SET TASK
Select the lines that hold the word "يقال" and copy each one.
>> start
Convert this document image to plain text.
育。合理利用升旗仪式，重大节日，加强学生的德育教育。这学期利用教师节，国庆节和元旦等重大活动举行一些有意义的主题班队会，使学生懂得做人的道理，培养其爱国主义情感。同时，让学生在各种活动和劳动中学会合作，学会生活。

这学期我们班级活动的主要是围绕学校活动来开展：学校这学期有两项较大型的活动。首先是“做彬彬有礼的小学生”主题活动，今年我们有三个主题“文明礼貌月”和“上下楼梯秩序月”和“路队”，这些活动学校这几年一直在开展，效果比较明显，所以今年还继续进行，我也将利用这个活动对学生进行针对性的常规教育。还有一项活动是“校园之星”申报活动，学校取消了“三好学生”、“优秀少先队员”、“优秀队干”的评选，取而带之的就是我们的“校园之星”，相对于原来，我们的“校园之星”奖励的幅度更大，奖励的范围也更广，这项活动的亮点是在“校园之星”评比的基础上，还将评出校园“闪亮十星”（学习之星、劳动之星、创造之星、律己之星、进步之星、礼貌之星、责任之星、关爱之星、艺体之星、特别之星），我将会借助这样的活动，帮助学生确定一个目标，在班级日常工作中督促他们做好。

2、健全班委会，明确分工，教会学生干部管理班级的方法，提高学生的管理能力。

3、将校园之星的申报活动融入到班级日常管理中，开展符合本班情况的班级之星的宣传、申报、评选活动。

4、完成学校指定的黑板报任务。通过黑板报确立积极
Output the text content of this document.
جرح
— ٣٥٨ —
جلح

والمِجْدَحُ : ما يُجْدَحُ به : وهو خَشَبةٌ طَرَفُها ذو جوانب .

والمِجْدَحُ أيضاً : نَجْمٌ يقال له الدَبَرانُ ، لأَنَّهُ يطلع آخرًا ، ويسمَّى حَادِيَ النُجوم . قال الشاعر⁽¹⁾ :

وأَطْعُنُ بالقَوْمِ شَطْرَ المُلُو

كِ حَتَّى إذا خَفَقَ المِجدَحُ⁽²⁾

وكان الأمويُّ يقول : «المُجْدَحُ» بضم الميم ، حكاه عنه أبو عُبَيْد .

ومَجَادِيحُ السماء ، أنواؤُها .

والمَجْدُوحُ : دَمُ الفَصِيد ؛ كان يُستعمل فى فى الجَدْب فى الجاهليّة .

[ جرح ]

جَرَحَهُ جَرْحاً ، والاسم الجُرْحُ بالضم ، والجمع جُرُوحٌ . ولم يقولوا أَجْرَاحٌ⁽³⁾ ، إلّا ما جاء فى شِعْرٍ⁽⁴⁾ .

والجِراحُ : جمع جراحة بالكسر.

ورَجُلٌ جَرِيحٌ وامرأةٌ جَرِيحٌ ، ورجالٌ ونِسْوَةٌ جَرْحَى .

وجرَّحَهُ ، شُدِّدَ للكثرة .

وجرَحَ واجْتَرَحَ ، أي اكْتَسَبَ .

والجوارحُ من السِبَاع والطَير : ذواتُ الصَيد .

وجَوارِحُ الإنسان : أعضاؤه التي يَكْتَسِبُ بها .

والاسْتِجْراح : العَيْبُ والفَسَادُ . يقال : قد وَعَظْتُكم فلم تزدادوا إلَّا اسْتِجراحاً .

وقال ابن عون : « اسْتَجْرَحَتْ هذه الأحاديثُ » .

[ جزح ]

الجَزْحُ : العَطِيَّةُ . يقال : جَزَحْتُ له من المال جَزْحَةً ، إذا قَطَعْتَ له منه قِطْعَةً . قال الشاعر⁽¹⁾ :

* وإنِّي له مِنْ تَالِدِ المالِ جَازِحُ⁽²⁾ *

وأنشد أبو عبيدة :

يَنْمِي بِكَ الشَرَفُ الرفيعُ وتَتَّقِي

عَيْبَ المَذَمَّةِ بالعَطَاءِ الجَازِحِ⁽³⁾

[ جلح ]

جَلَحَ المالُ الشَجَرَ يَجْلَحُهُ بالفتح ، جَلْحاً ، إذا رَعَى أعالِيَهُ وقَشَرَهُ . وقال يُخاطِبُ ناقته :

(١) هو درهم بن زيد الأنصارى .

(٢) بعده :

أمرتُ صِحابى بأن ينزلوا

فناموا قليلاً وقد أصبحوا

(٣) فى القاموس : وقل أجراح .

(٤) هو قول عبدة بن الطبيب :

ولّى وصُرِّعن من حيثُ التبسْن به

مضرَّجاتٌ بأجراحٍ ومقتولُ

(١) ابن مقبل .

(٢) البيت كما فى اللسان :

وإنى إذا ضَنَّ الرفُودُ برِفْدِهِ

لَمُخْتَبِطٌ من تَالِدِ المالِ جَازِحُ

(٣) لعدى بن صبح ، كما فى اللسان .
>> end
OUTPUT FOR THIS TASK
والمِجْدَحُ أيضاً : نَجْمٌ يقال له الدَبَرانُ ، لأَنَّهُ يطلع آخرًا ، ويسمَّى حَادِيَ النُجوم . قال الشاعر⁽¹⁾ :
والاسْتِجْراح : العَيْبُ والفَسَادُ . يقال : قد وَعَظْتُكم فلم تزدادوا إلَّا اسْتِجراحاً .
الجَزْحُ : العَطِيَّةُ . يقال : جَزَحْتُ له من المال جَزْحَةً ، إذا قَطَعْتَ له منه قِطْعَةً . قال الشاعر⁽¹⁾ :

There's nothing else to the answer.